A run of records:
────────────────────────────────────────
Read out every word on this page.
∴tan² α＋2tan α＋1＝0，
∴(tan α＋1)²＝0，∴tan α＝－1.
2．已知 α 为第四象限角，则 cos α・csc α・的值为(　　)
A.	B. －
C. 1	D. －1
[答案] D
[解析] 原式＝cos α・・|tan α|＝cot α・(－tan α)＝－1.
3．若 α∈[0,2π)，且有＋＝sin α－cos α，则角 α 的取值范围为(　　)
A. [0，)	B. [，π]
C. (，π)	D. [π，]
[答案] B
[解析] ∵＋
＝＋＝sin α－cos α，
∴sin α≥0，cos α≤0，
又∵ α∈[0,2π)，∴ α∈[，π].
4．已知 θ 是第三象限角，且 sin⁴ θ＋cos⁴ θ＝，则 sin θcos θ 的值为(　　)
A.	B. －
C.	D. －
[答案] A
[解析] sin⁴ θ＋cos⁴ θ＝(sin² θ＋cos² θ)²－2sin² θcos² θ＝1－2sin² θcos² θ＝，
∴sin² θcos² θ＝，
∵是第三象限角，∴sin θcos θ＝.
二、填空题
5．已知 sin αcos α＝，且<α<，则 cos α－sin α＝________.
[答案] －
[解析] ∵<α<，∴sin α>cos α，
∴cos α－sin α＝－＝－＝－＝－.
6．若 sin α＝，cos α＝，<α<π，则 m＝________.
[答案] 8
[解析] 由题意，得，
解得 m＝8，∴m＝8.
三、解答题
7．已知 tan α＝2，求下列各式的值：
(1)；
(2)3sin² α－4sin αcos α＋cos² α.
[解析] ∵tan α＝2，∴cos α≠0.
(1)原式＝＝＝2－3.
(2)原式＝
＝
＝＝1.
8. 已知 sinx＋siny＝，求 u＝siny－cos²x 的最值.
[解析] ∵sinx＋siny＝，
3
────────────────────────────────────────
● **Task objective**: List the lines of the material in which the word "cos⁴" occurs.

● **Problem solution**:
4．已知 θ 是第三象限角，且 sin⁴ θ＋cos⁴ θ＝，则 sin θcos θ 的值为(　　)
[解析] sin⁴ θ＋cos⁴ θ＝(sin² θ＋cos² θ)²－2sin² θcos² θ＝1－2sin² θcos² θ＝，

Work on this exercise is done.